/---

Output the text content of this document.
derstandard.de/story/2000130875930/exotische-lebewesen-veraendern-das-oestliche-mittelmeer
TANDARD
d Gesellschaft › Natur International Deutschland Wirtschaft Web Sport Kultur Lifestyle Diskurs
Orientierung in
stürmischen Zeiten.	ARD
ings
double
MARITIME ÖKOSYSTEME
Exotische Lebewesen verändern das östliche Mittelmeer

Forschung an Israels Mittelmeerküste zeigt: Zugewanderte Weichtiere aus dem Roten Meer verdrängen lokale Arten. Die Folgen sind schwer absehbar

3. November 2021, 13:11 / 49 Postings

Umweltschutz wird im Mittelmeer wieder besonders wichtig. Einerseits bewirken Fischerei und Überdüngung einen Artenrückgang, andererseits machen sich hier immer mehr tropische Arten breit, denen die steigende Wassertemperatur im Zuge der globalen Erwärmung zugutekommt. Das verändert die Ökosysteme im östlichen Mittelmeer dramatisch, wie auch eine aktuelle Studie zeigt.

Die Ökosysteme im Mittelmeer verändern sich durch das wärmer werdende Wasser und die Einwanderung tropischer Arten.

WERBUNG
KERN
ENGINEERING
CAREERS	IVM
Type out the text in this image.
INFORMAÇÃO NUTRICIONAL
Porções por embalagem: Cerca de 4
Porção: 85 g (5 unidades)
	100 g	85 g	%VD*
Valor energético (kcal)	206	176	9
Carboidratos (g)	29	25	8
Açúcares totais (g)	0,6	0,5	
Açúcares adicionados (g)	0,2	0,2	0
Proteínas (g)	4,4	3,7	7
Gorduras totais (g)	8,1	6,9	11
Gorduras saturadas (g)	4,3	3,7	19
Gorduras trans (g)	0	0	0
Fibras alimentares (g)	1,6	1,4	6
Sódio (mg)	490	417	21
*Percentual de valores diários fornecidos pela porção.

\---

== Exercise aim ==
Copy all lines from the material that contain "verändern".

== Correct response ==
Exotische Lebewesen verändern das östliche Mittelmeer
Die Ökosysteme im Mittelmeer verändern sich durch das wärmer werdende Wasser und die Einwanderung tropischer Arten.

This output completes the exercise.